**Written exercise**
Write out all the entries word for word and omit any pictures.

**Material supplied**
+++++
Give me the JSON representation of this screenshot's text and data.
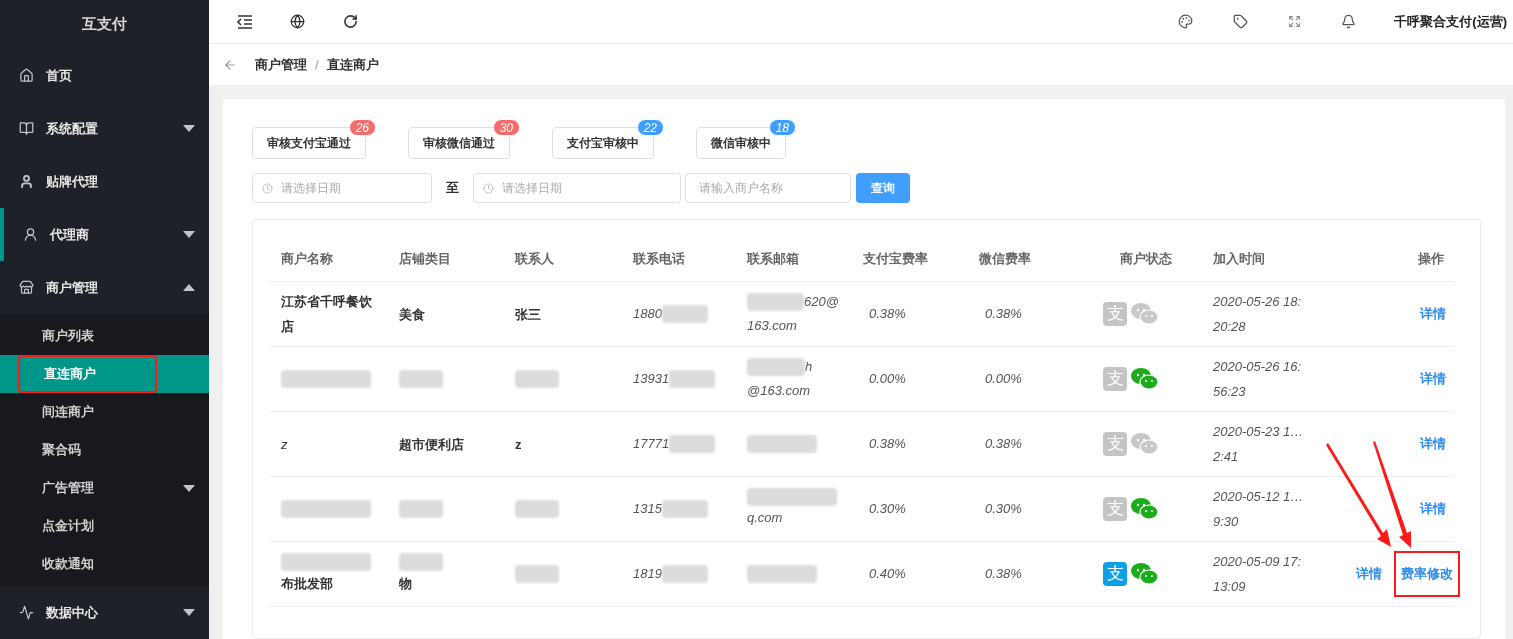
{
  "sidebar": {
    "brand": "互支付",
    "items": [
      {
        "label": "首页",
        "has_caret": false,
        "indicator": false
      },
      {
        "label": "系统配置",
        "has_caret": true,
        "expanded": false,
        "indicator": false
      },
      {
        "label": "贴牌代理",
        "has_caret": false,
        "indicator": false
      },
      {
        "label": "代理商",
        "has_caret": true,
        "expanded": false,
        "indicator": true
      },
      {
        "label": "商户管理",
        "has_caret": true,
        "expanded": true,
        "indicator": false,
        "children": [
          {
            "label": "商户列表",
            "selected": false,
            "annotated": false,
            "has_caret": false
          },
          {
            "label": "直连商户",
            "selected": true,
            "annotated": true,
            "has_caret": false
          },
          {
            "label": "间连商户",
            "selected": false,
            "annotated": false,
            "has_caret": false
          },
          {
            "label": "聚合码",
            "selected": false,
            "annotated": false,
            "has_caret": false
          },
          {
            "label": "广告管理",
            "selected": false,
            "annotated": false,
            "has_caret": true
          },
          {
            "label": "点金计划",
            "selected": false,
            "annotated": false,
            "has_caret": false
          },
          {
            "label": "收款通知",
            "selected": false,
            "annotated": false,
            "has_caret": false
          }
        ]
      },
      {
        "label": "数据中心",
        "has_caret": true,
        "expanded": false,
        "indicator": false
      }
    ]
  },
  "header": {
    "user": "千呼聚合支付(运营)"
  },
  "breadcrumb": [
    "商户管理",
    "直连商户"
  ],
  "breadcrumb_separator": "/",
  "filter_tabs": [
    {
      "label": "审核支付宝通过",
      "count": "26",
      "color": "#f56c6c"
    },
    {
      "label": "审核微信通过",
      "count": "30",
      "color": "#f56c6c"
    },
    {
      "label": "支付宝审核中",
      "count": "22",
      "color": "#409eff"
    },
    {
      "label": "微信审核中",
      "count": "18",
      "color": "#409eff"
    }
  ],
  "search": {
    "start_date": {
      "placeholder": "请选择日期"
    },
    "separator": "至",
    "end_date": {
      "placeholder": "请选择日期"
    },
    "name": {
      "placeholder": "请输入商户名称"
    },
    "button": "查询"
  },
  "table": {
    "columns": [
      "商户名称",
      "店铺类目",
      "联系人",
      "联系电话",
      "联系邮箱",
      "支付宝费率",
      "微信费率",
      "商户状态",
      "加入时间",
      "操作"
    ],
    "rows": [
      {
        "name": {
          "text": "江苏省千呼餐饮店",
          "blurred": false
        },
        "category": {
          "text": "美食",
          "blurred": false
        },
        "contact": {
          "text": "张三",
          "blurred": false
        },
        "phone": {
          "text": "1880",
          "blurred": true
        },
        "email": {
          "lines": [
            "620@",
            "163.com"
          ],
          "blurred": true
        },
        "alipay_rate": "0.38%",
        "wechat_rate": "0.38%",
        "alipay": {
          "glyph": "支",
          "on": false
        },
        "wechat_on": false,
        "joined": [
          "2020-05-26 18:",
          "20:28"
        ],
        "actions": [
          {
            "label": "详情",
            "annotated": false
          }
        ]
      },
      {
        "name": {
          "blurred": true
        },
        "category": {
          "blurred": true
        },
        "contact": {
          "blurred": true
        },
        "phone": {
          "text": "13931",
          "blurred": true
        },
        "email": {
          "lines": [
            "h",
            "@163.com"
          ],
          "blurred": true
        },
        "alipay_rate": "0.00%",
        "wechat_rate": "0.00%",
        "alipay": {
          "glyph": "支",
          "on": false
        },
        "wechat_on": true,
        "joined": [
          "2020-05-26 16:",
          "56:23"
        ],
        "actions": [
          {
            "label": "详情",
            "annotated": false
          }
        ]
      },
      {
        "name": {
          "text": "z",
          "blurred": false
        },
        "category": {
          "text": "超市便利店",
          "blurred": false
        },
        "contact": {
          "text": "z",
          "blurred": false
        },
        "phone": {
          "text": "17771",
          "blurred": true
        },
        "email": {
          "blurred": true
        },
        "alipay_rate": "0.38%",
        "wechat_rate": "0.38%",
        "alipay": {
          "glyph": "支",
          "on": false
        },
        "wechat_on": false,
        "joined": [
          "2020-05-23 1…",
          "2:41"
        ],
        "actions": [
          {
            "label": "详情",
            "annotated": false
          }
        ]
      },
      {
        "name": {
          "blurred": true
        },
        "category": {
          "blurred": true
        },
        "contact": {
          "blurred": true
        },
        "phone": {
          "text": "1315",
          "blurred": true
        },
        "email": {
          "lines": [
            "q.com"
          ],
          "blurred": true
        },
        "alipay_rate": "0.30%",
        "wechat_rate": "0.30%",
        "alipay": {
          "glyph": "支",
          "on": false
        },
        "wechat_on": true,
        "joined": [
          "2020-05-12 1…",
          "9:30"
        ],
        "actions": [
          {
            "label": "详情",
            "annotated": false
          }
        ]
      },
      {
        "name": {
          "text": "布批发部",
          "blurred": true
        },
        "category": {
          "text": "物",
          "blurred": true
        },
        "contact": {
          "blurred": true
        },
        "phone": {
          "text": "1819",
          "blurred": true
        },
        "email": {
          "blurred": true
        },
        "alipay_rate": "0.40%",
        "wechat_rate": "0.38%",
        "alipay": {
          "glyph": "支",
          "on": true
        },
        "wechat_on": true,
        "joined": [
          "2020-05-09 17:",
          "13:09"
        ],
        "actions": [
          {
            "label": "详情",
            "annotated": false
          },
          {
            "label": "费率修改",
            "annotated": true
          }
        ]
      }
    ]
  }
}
+++++
**Finished exercise**
Give me the JSON representation of this screenshot's text and data.
{
  "sidebar": {
    "brand": "互支付",
    "items": [
      {
        "label": "首页",
        "has_caret": false,
        "indicator": false
      },
      {
        "label": "系统配置",
        "has_caret": true,
        "expanded": false,
        "indicator": false
      },
      {
        "label": "贴牌代理",
        "has_caret": false,
        "indicator": false
      },
      {
        "label": "代理商",
        "has_caret": true,
        "expanded": false,
        "indicator": true
      },
      {
        "label": "商户管理",
        "has_caret": true,
        "expanded": true,
        "indicator": false,
        "children": [
          {
            "label": "商户列表",
            "selected": false,
            "annotated": false,
            "has_caret": false
          },
          {
            "label": "直连商户",
            "selected": true,
            "annotated": true,
            "has_caret": false
          },
          {
            "label": "间连商户",
            "selected": false,
            "annotated": false,
            "has_caret": false
          },
          {
            "label": "聚合码",
            "selected": false,
            "annotated": false,
            "has_caret": false
          },
          {
            "label": "广告管理",
            "selected": false,
            "annotated": false,
            "has_caret": true
          },
          {
            "label": "点金计划",
            "selected": false,
            "annotated": false,
            "has_caret": false
          },
          {
            "label": "收款通知",
            "selected": false,
            "annotated": false,
            "has_caret": false
          }
        ]
      },
      {
        "label": "数据中心",
        "has_caret": true,
        "expanded": false,
        "indicator": false
      }
    ]
  },
  "header": {
    "user": "千呼聚合支付(运营)"
  },
  "breadcrumb": [
    "商户管理",
    "直连商户"
  ],
  "breadcrumb_separator": "/",
  "filter_tabs": [
    {
      "label": "审核支付宝通过",
      "count": "26",
      "color": "#f56c6c"
    },
    {
      "label": "审核微信通过",
      "count": "30",
      "color": "#f56c6c"
    },
    {
      "label": "支付宝审核中",
      "count": "22",
      "color": "#409eff"
    },
    {
      "label": "微信审核中",
      "count": "18",
      "color": "#409eff"
    }
  ],
  "search": {
    "start_date": {
      "placeholder": "请选择日期"
    },
    "separator": "至",
    "end_date": {
      "placeholder": "请选择日期"
    },
    "name": {
      "placeholder": "请输入商户名称"
    },
    "button": "查询"
  },
  "table": {
    "columns": [
      "商户名称",
      "店铺类目",
      "联系人",
      "联系电话",
      "联系邮箱",
      "支付宝费率",
      "微信费率",
      "商户状态",
      "加入时间",
      "操作"
    ],
    "rows": [
      {
        "name": {
          "text": "江苏省千呼餐饮店",
          "blurred": false
        },
        "category": {
          "text": "美食",
          "blurred": false
        },
        "contact": {
          "text": "张三",
          "blurred": false
        },
        "phone": {
          "text": "1880",
          "blurred": true
        },
        "email": {
          "lines": [
            "620@",
            "163.com"
          ],
          "blurred": true
        },
        "alipay_rate": "0.38%",
        "wechat_rate": "0.38%",
        "alipay": {
          "glyph": "支",
          "on": false
        },
        "wechat_on": false,
        "joined": [
          "2020-05-26 18:",
          "20:28"
        ],
        "actions": [
          {
            "label": "详情",
            "annotated": false
          }
        ]
      },
      {
        "name": {
          "blurred": true
        },
        "category": {
          "blurred": true
        },
        "contact": {
          "blurred": true
        },
        "phone": {
          "text": "13931",
          "blurred": true
        },
        "email": {
          "lines": [
            "h",
            "@163.com"
          ],
          "blurred": true
        },
        "alipay_rate": "0.00%",
        "wechat_rate": "0.00%",
        "alipay": {
          "glyph": "支",
          "on": false
        },
        "wechat_on": true,
        "joined": [
          "2020-05-26 16:",
          "56:23"
        ],
        "actions": [
          {
            "label": "详情",
            "annotated": false
          }
        ]
      },
      {
        "name": {
          "text": "z",
          "blurred": false
        },
        "category": {
          "text": "超市便利店",
          "blurred": false
        },
        "contact": {
          "text": "z",
          "blurred": false
        },
        "phone": {
          "text": "17771",
          "blurred": true
        },
        "email": {
          "blurred": true
        },
        "alipay_rate": "0.38%",
        "wechat_rate": "0.38%",
        "alipay": {
          "glyph": "支",
          "on": false
        },
        "wechat_on": false,
        "joined": [
          "2020-05-23 1…",
          "2:41"
        ],
        "actions": [
          {
            "label": "详情",
            "annotated": false
          }
        ]
      },
      {
        "name": {
          "blurred": true
        },
        "category": {
          "blurred": true
        },
        "contact": {
          "blurred": true
        },
        "phone": {
          "text": "1315",
          "blurred": true
        },
        "email": {
          "lines": [
            "q.com"
          ],
          "blurred": true
        },
        "alipay_rate": "0.30%",
        "wechat_rate": "0.30%",
        "alipay": {
          "glyph": "支",
          "on": false
        },
        "wechat_on": true,
        "joined": [
          "2020-05-12 1…",
          "9:30"
        ],
        "actions": [
          {
            "label": "详情",
            "annotated": false
          }
        ]
      },
      {
        "name": {
          "text": "布批发部",
          "blurred": true
        },
        "category": {
          "text": "物",
          "blurred": true
        },
        "contact": {
          "blurred": true
        },
        "phone": {
          "text": "1819",
          "blurred": true
        },
        "email": {
          "blurred": true
        },
        "alipay_rate": "0.40%",
        "wechat_rate": "0.38%",
        "alipay": {
          "glyph": "支",
          "on": true
        },
        "wechat_on": true,
        "joined": [
          "2020-05-09 17:",
          "13:09"
        ],
        "actions": [
          {
            "label": "详情",
            "annotated": false
          },
          {
            "label": "费率修改",
            "annotated": true
          }
        ]
      }
    ]
  }
}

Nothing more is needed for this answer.